__Recorded data__:

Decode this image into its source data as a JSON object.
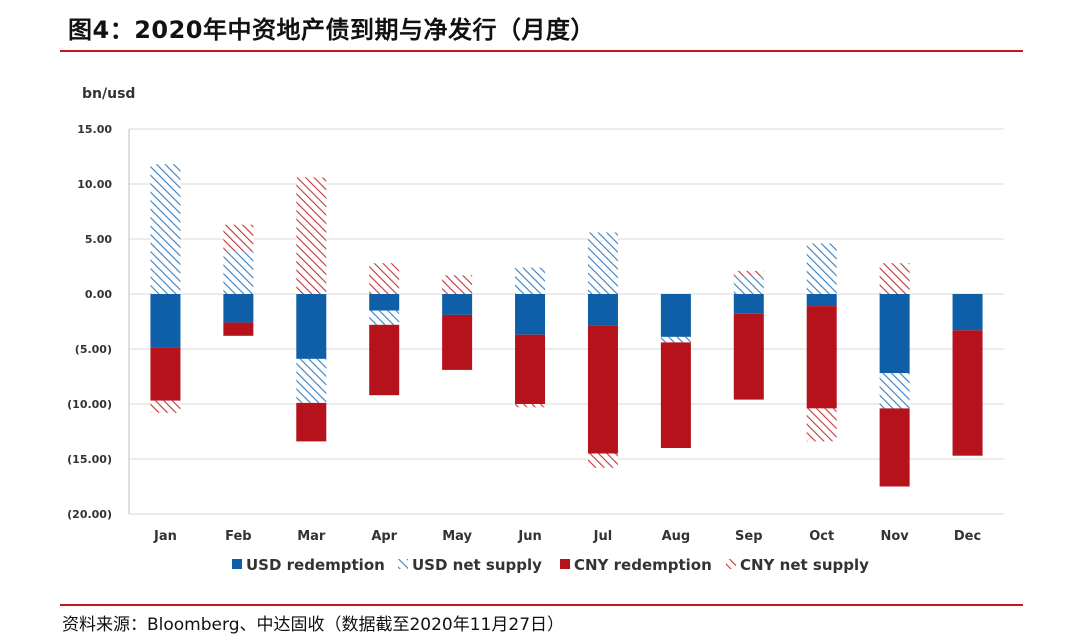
{
  "title": "图4：2020年中资地产债到期与净发行（月度）",
  "source": "资料来源：Bloomberg、中达固收（数据截至2020年11月27日）",
  "chart_data": {
    "type": "bar",
    "stacked": true,
    "ylabel": "bn/usd",
    "ylim": [
      -20,
      15
    ],
    "y_ticks": [
      "15.00",
      "10.00",
      "5.00",
      "0.00",
      "(5.00)",
      "(10.00)",
      "(15.00)",
      "(20.00)"
    ],
    "categories": [
      "Jan",
      "Feb",
      "Mar",
      "Apr",
      "May",
      "Jun",
      "Jul",
      "Aug",
      "Sep",
      "Oct",
      "Nov",
      "Dec"
    ],
    "grid": true,
    "legend_position": "bottom",
    "colors": {
      "usd": "#0f5fa8",
      "cny": "#b5121b",
      "usd_hatch": "#3a7fbf",
      "cny_hatch": "#c2323a"
    },
    "series": [
      {
        "name": "USD redemption",
        "style": "solid",
        "color": "#0f5fa8",
        "values": [
          -4.9,
          -2.6,
          -5.9,
          -1.5,
          -1.9,
          -3.7,
          -2.9,
          -3.9,
          -1.8,
          -1.1,
          -7.2,
          -3.3
        ]
      },
      {
        "name": "USD net supply",
        "style": "hatch",
        "color": "#3a7fbf",
        "values": [
          11.8,
          3.9,
          -4.0,
          -1.3,
          0.0,
          2.4,
          5.6,
          -0.5,
          1.6,
          4.6,
          -3.2,
          0.0
        ]
      },
      {
        "name": "CNY redemption",
        "style": "solid",
        "color": "#b5121b",
        "values": [
          -4.8,
          -1.2,
          -3.5,
          -6.4,
          -5.0,
          -6.3,
          -11.6,
          -9.6,
          -7.8,
          -9.3,
          -7.1,
          -11.4
        ]
      },
      {
        "name": "CNY net supply",
        "style": "hatch",
        "color": "#c2323a",
        "values": [
          -1.1,
          2.4,
          10.6,
          2.8,
          1.7,
          -0.3,
          -1.3,
          0.0,
          0.5,
          -3.0,
          2.8,
          0.0
        ]
      }
    ]
  }
}
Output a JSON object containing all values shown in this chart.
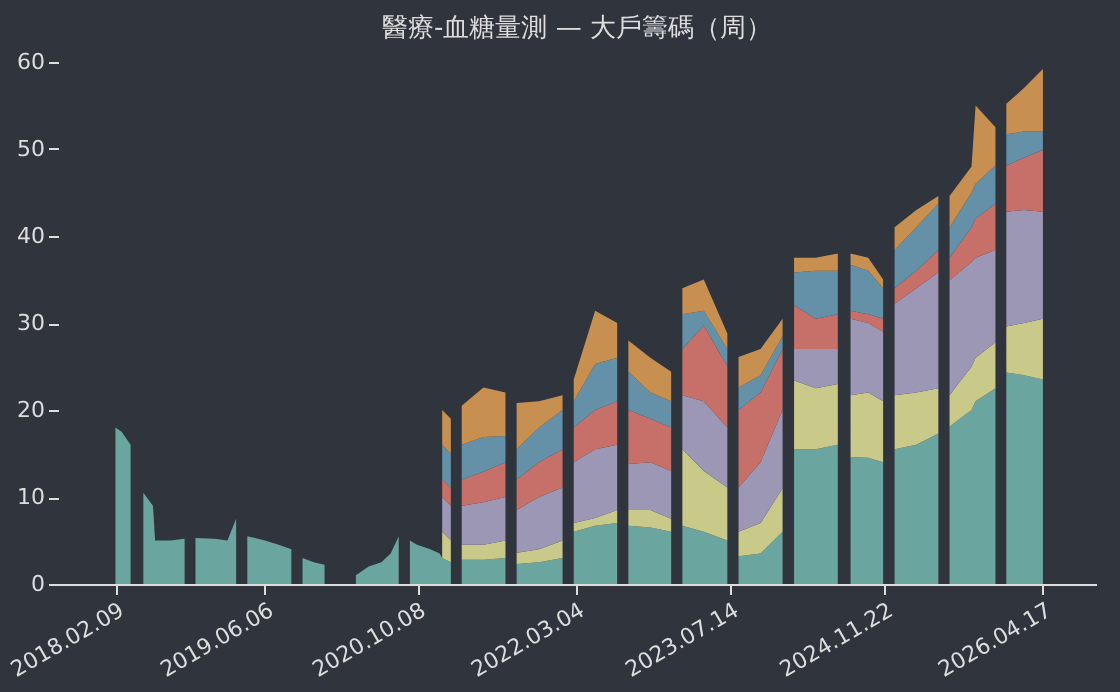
{
  "chart_data": {
    "type": "area",
    "stacked": true,
    "title": "醫療-血糖量測 — 大戶籌碼（周）",
    "x": [
      "2018-02-09",
      "2018-03-01",
      "2018-03-30",
      "2018-04-20",
      "2018-05-10",
      "2018-06-10",
      "2018-06-17",
      "2018-08-05",
      "2018-09-20",
      "2018-10-05",
      "2018-10-25",
      "2018-12-25",
      "2019-02-05",
      "2019-03-05",
      "2019-03-20",
      "2019-04-10",
      "2019-06-06",
      "2019-07-20",
      "2019-08-30",
      "2019-09-15",
      "2019-10-05",
      "2019-11-10",
      "2019-12-15",
      "2020-01-01",
      "2020-03-25",
      "2020-05-05",
      "2020-06-15",
      "2020-07-15",
      "2020-08-10",
      "2020-08-25",
      "2020-09-15",
      "2020-10-08",
      "2020-11-20",
      "2020-12-20",
      "2020-12-28",
      "2021-01-25",
      "2021-02-10",
      "2021-03-01",
      "2021-05-10",
      "2021-07-20",
      "2021-08-05",
      "2021-08-25",
      "2021-11-05",
      "2022-01-20",
      "2022-02-05",
      "2022-02-25",
      "2022-05-05",
      "2022-07-15",
      "2022-07-30",
      "2022-08-20",
      "2022-10-30",
      "2023-01-05",
      "2023-01-20",
      "2023-02-10",
      "2023-04-20",
      "2023-07-05",
      "2023-07-20",
      "2023-08-10",
      "2023-10-20",
      "2023-12-30",
      "2024-01-15",
      "2024-02-05",
      "2024-04-15",
      "2024-06-25",
      "2024-07-10",
      "2024-08-05",
      "2024-10-01",
      "2024-11-18",
      "2024-12-05",
      "2024-12-25",
      "2025-03-05",
      "2025-05-15",
      "2025-06-01",
      "2025-06-20",
      "2025-08-30",
      "2025-09-12",
      "2025-11-15",
      "2025-12-01",
      "2025-12-20",
      "2026-02-15",
      "2026-04-17"
    ],
    "series": [
      {
        "color": "#6aa5a0",
        "values": [
          18,
          17.5,
          16,
          null,
          10.5,
          9,
          5,
          5,
          5.2,
          null,
          5.3,
          5.2,
          5,
          7.5,
          null,
          5.5,
          5,
          4.5,
          4,
          null,
          3,
          2.5,
          2.2,
          null,
          1,
          2,
          2.5,
          3.5,
          5.5,
          null,
          5,
          4.5,
          4,
          3.5,
          3,
          2.5,
          null,
          2.8,
          2.8,
          3,
          null,
          2.3,
          2.5,
          3,
          null,
          6,
          6.7,
          7,
          null,
          6.7,
          6.5,
          6,
          null,
          6.7,
          6,
          5,
          null,
          3.2,
          3.5,
          6,
          null,
          15.5,
          15.5,
          16,
          null,
          14.6,
          14.5,
          14,
          null,
          15.5,
          16,
          17.3,
          null,
          18.1,
          20,
          21,
          22.5,
          null,
          24.3,
          24,
          23.5
        ]
      },
      {
        "color": "#c9c98a",
        "values": [
          null,
          null,
          null,
          null,
          null,
          null,
          null,
          null,
          null,
          null,
          null,
          null,
          null,
          null,
          null,
          null,
          null,
          null,
          null,
          null,
          null,
          null,
          null,
          null,
          null,
          null,
          null,
          null,
          null,
          null,
          null,
          null,
          null,
          null,
          3,
          2.5,
          null,
          1.7,
          1.7,
          2,
          null,
          1.3,
          1.5,
          2,
          null,
          1,
          0.9,
          1.5,
          null,
          1.8,
          2,
          1.5,
          null,
          8.8,
          7,
          6.1,
          null,
          2.8,
          3.5,
          5,
          null,
          7.9,
          7,
          7,
          null,
          7.1,
          7.5,
          7,
          null,
          6.2,
          6,
          5.2,
          null,
          3.6,
          5,
          5,
          5.3,
          null,
          5.3,
          6,
          7
        ]
      },
      {
        "color": "#9b97b5",
        "values": [
          null,
          null,
          null,
          null,
          null,
          null,
          null,
          null,
          null,
          null,
          null,
          null,
          null,
          null,
          null,
          null,
          null,
          null,
          null,
          null,
          null,
          null,
          null,
          null,
          null,
          null,
          null,
          null,
          null,
          null,
          null,
          null,
          null,
          null,
          4,
          4,
          null,
          4.5,
          4.9,
          5,
          null,
          4.9,
          6,
          6.1,
          null,
          7,
          7.9,
          7.5,
          null,
          5.3,
          5.5,
          5.5,
          null,
          6.2,
          8,
          6.9,
          null,
          5.1,
          7,
          9,
          null,
          3.6,
          4.5,
          4,
          null,
          8.8,
          8,
          8,
          null,
          10.5,
          12,
          13.3,
          null,
          13.2,
          12,
          11.5,
          10.6,
          null,
          13.2,
          13,
          12.3
        ]
      },
      {
        "color": "#c7706a",
        "values": [
          null,
          null,
          null,
          null,
          null,
          null,
          null,
          null,
          null,
          null,
          null,
          null,
          null,
          null,
          null,
          null,
          null,
          null,
          null,
          null,
          null,
          null,
          null,
          null,
          null,
          null,
          null,
          null,
          null,
          null,
          null,
          null,
          null,
          null,
          2,
          2,
          null,
          3,
          3.5,
          4,
          null,
          3.5,
          4,
          4.4,
          null,
          4,
          4.5,
          5,
          null,
          6.2,
          5,
          5,
          null,
          5.3,
          8.7,
          7,
          null,
          8.9,
          8,
          7,
          null,
          5,
          3.5,
          4,
          null,
          0.9,
          1,
          1.5,
          null,
          1.8,
          2,
          2.6,
          null,
          2.6,
          4,
          4.5,
          5.3,
          null,
          5.3,
          6,
          7.1
        ]
      },
      {
        "color": "#6490a8",
        "values": [
          null,
          null,
          null,
          null,
          null,
          null,
          null,
          null,
          null,
          null,
          null,
          null,
          null,
          null,
          null,
          null,
          null,
          null,
          null,
          null,
          null,
          null,
          null,
          null,
          null,
          null,
          null,
          null,
          null,
          null,
          null,
          null,
          null,
          null,
          4,
          4,
          null,
          4,
          4,
          3,
          null,
          3.5,
          4,
          4.5,
          null,
          3,
          5.3,
          5,
          null,
          4.4,
          3,
          3,
          null,
          4,
          1.7,
          2,
          null,
          2.6,
          2,
          1.5,
          null,
          3.8,
          5.5,
          5,
          null,
          5.3,
          5,
          3.5,
          null,
          4.4,
          5,
          5.3,
          null,
          3.5,
          4,
          4,
          4.4,
          null,
          3.6,
          3,
          2.1
        ]
      },
      {
        "color": "#c89050",
        "values": [
          null,
          null,
          null,
          null,
          null,
          null,
          null,
          null,
          null,
          null,
          null,
          null,
          null,
          null,
          null,
          null,
          null,
          null,
          null,
          null,
          null,
          null,
          null,
          null,
          null,
          null,
          null,
          null,
          null,
          null,
          null,
          null,
          null,
          null,
          4,
          4,
          null,
          4.5,
          5.7,
          5,
          null,
          5.3,
          3,
          1.7,
          null,
          2.5,
          6.1,
          4,
          null,
          3.6,
          4,
          3.4,
          null,
          3,
          3.6,
          1.8,
          null,
          3.5,
          3,
          2,
          null,
          1.7,
          1.5,
          2,
          null,
          1.3,
          1.5,
          1,
          null,
          2.6,
          2,
          0.9,
          null,
          3.6,
          3,
          9,
          4.4,
          null,
          3.5,
          5,
          7.2
        ]
      }
    ],
    "xlim": [
      "2017-08-08",
      "2026-10-05"
    ],
    "xticks": [
      {
        "value": "2018-02-09",
        "label": "2018.02.09"
      },
      {
        "value": "2019-06-06",
        "label": "2019.06.06"
      },
      {
        "value": "2020-10-08",
        "label": "2020.10.08"
      },
      {
        "value": "2022-03-04",
        "label": "2022.03.04"
      },
      {
        "value": "2023-07-14",
        "label": "2023.07.14"
      },
      {
        "value": "2024-11-22",
        "label": "2024.11.22"
      },
      {
        "value": "2026-04-17",
        "label": "2026.04.17"
      }
    ],
    "ylim": [
      0,
      60
    ],
    "yticks": [
      0,
      10,
      20,
      30,
      40,
      50,
      60
    ],
    "grid": false
  }
}
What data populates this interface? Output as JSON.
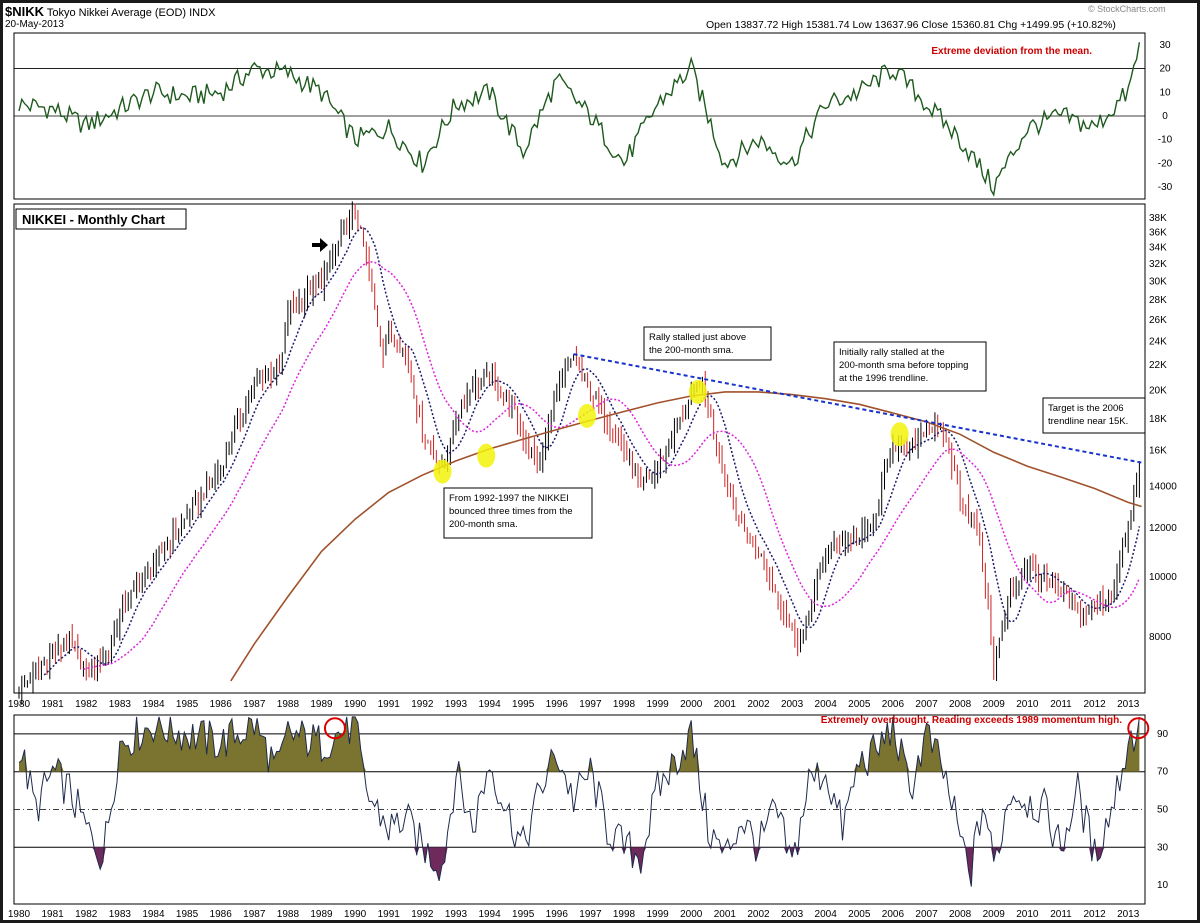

__Task prompt__:
Filter the entries and copy out every line with the word "title".

__Output for this task__:
  "title": "图4：2020年中资地产债到期与净发行（月度）",
    "title": "醫療-血糖量測 — 大戶籌碼（周）",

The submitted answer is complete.